▼

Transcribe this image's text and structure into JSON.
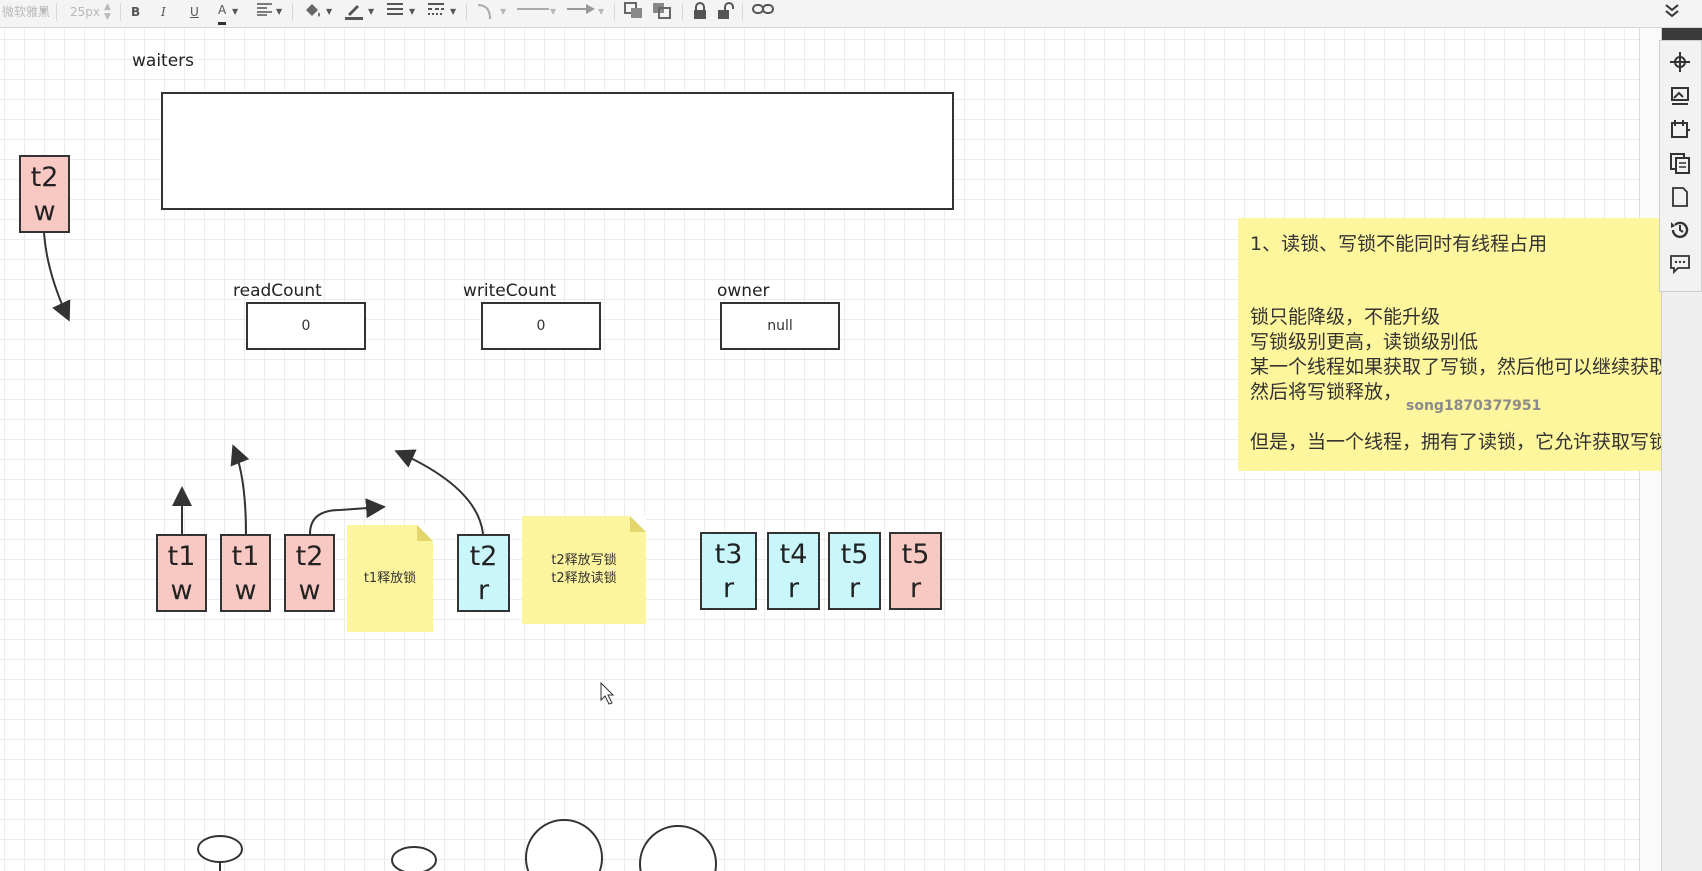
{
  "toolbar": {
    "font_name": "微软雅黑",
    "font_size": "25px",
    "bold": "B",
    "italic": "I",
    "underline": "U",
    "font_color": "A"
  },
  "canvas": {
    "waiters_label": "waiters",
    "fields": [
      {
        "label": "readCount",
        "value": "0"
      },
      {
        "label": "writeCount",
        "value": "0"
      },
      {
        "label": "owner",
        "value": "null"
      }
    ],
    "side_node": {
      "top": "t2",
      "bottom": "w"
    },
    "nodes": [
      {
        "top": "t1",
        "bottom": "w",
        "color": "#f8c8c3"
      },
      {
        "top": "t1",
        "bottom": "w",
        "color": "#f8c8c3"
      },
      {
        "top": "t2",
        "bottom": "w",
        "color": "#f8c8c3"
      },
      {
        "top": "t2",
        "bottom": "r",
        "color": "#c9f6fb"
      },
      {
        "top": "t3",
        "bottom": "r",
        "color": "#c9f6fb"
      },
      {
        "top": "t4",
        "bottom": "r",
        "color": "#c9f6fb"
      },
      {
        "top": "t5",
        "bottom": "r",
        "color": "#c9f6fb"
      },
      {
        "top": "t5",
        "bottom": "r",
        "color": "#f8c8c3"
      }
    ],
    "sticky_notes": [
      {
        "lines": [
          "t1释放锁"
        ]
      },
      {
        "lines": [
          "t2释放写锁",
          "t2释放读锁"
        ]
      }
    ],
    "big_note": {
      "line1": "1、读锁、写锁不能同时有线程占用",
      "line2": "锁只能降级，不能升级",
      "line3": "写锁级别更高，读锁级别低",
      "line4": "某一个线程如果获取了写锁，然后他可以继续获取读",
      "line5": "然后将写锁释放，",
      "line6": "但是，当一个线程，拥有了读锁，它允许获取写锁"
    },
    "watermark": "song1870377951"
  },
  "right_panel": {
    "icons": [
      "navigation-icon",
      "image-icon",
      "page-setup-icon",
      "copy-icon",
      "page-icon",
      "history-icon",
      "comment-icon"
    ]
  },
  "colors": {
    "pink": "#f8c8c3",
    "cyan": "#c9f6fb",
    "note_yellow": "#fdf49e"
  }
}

▲
▼

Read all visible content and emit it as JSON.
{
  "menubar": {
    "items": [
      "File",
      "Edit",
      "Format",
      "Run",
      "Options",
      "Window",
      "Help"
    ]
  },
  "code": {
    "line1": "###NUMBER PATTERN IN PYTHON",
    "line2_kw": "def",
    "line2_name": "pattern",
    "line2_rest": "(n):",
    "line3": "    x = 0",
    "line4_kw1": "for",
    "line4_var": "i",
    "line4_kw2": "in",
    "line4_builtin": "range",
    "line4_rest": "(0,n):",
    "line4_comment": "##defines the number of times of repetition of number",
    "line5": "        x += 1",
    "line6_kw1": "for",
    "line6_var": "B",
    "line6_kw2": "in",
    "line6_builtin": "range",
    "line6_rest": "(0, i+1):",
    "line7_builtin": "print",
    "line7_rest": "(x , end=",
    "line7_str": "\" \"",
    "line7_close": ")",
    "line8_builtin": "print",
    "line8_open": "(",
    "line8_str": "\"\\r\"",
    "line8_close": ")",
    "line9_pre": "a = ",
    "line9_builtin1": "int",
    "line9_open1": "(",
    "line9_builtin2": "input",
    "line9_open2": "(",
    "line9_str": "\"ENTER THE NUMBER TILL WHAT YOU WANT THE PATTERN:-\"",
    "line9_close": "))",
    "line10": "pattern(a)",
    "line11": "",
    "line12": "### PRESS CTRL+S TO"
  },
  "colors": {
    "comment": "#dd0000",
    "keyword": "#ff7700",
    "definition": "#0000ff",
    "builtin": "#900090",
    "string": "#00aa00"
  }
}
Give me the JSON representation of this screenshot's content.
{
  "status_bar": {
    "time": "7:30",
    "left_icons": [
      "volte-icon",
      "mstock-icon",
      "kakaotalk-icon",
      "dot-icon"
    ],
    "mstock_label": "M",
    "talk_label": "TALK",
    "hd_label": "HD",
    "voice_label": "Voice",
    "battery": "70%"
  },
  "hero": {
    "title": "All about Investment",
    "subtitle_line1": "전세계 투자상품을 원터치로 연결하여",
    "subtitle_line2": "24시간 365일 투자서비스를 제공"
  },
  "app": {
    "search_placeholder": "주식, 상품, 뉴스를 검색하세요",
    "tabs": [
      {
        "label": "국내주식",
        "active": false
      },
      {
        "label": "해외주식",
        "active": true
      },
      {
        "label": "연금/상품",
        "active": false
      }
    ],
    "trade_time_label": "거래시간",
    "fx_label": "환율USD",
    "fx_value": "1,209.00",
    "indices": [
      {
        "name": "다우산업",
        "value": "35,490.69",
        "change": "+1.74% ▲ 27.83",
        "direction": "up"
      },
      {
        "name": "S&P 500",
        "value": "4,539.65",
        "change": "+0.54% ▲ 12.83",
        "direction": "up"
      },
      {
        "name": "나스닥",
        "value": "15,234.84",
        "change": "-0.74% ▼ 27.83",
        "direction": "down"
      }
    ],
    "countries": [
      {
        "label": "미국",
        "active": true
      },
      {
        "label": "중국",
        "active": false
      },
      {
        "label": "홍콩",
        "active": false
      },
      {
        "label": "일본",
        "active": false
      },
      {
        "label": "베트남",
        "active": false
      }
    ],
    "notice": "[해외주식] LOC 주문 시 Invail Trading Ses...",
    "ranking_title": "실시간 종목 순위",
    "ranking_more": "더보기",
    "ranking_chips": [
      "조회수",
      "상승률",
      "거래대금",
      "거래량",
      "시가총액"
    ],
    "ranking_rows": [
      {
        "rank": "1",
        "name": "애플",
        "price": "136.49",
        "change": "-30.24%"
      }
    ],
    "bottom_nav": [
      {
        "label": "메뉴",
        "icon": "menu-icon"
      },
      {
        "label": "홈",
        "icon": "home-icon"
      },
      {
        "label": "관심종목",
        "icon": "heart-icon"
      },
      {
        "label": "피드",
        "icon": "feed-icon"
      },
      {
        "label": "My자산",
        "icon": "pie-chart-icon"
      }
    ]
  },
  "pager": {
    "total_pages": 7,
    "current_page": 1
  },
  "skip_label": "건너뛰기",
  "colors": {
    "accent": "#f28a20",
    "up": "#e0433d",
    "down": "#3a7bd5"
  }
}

▲
▼

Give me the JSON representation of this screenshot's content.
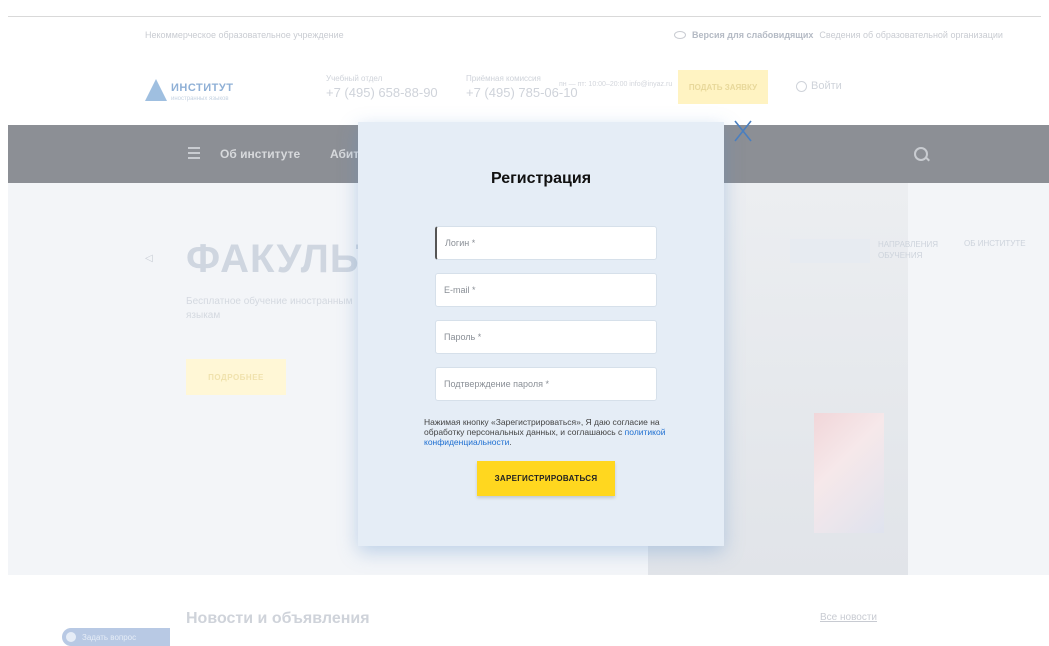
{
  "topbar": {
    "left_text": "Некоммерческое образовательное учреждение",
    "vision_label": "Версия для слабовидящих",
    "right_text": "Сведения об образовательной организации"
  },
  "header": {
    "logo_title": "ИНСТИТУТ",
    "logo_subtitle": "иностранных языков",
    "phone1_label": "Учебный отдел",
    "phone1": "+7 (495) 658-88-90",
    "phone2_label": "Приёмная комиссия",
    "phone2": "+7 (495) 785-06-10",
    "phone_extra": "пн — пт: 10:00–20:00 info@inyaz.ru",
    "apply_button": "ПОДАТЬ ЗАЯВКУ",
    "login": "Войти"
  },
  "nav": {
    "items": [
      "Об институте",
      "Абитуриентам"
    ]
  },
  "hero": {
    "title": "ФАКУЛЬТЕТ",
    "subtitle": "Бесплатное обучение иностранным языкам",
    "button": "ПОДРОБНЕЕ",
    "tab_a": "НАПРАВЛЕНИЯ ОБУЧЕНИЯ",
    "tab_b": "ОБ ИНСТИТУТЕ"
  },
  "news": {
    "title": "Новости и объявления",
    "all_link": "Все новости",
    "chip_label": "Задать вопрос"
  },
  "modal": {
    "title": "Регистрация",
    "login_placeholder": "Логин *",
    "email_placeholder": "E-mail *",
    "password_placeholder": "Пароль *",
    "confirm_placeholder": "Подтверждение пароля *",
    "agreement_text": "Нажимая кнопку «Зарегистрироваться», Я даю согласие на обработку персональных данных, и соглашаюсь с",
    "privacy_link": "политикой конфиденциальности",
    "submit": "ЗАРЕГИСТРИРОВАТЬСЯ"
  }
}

▲

▶ **AIM**
Look through the material above. Copy each line where the word "JSON" appears.

▶ **WORKED ANSWER**
Transcribe this image's text and structure into JSON.
Read all visible content and emit it as JSON.
Give me the JSON representation of this screenshot's content.
Give me the JSON representation of this screenshot's content.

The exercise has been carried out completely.